** begin **

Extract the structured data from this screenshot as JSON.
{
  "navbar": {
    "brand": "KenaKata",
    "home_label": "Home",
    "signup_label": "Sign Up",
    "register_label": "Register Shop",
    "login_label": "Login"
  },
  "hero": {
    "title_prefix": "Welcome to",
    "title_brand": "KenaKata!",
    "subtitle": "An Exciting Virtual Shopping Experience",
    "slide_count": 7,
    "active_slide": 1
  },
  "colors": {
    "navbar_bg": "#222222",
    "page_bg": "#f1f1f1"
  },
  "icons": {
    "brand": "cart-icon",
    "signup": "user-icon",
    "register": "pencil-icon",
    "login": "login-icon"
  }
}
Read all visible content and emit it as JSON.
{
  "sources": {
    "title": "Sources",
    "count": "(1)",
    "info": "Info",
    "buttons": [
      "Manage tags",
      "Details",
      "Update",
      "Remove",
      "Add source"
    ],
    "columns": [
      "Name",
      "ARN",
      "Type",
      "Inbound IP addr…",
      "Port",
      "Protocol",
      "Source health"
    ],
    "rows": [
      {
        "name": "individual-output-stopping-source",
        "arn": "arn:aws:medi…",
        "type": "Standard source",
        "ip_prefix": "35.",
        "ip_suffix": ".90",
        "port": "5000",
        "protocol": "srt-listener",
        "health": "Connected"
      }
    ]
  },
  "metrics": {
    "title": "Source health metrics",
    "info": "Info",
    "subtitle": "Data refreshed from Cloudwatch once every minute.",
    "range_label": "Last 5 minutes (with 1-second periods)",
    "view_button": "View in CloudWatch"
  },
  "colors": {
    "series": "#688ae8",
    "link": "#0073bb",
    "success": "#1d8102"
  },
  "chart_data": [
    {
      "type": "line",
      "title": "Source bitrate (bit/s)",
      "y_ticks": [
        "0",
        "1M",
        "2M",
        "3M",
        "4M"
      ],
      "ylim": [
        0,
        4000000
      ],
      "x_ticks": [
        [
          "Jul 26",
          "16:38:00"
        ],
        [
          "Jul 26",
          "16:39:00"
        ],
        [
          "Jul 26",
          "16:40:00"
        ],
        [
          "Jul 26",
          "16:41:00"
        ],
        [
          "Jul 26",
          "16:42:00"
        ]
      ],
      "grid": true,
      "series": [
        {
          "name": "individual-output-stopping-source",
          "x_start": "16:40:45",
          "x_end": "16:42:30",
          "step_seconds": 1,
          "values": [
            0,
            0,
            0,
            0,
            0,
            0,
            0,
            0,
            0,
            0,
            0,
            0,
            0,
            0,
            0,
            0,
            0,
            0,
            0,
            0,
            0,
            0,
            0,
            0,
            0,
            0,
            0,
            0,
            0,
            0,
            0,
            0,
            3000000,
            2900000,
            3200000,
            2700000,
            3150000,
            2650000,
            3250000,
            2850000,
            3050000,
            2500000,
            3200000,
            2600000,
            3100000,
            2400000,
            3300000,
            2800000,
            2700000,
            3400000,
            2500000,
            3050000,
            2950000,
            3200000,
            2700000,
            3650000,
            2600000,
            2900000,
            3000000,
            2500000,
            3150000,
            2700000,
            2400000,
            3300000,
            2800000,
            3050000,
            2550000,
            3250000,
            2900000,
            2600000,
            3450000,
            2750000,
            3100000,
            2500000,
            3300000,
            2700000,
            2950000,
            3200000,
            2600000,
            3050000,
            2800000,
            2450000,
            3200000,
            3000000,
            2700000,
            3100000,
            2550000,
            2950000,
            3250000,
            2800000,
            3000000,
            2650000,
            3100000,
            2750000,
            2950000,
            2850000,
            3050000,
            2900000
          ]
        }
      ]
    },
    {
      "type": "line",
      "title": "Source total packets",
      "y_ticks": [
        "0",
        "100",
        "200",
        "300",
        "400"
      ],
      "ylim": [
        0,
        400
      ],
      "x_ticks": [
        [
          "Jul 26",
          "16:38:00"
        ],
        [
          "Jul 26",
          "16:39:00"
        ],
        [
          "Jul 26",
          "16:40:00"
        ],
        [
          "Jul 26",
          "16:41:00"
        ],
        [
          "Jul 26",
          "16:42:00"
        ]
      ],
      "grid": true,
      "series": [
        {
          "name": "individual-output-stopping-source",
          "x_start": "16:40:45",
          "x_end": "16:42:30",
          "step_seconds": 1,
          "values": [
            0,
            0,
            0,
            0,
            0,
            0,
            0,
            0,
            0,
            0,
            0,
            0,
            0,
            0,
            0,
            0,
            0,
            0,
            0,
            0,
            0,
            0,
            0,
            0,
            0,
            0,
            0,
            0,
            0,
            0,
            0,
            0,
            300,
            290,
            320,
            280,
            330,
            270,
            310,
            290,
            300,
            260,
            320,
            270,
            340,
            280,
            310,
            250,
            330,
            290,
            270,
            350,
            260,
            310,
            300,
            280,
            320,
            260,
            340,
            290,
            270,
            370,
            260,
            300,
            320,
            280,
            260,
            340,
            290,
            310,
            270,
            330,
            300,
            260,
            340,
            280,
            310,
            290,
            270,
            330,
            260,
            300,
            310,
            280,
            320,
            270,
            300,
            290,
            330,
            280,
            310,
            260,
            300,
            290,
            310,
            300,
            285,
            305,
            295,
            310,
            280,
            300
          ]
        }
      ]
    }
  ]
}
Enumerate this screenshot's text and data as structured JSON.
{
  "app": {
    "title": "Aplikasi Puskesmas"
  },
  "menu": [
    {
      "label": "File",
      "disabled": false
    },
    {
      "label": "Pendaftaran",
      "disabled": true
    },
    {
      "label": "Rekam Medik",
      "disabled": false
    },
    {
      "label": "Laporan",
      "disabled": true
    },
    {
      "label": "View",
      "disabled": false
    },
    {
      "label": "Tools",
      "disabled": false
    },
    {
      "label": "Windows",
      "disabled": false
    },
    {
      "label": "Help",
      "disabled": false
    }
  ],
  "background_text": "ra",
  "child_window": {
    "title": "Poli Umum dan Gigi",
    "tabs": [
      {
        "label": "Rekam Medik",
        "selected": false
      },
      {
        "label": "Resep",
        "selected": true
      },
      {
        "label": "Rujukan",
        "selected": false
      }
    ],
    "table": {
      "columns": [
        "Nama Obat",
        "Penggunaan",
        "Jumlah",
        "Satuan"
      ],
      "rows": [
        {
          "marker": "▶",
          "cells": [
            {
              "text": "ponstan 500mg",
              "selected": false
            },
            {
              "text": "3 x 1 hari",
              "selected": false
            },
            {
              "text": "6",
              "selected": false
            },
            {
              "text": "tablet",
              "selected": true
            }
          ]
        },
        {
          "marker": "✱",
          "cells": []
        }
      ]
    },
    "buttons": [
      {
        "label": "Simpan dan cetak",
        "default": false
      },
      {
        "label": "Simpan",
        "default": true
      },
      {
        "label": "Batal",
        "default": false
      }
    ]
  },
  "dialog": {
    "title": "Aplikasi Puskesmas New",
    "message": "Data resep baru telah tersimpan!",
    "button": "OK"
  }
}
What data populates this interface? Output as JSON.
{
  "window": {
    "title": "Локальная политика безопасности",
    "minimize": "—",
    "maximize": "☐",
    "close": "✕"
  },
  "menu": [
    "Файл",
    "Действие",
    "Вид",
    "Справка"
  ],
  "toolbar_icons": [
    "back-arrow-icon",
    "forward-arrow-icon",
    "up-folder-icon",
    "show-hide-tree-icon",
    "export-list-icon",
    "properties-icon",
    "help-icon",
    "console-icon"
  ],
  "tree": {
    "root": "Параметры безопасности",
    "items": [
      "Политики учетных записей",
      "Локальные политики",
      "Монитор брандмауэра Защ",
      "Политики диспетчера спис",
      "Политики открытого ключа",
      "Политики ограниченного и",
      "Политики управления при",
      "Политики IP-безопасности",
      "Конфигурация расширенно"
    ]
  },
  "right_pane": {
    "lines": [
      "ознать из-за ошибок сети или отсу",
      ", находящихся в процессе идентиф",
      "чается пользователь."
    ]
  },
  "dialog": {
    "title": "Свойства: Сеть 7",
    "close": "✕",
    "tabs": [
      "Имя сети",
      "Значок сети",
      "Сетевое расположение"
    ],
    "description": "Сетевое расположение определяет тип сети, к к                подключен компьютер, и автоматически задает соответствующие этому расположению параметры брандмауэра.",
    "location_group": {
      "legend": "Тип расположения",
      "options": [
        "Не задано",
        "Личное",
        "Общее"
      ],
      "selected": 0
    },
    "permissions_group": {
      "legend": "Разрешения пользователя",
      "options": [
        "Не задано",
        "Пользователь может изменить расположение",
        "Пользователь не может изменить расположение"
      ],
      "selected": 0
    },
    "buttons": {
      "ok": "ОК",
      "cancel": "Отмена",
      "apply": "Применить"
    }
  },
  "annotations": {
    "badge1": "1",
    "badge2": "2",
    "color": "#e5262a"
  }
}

** end **

Copy every line of the material in which the word "View" occurs.

> _Answer to this exercise_
    "view_button": "View in CloudWatch"
      "label": "View",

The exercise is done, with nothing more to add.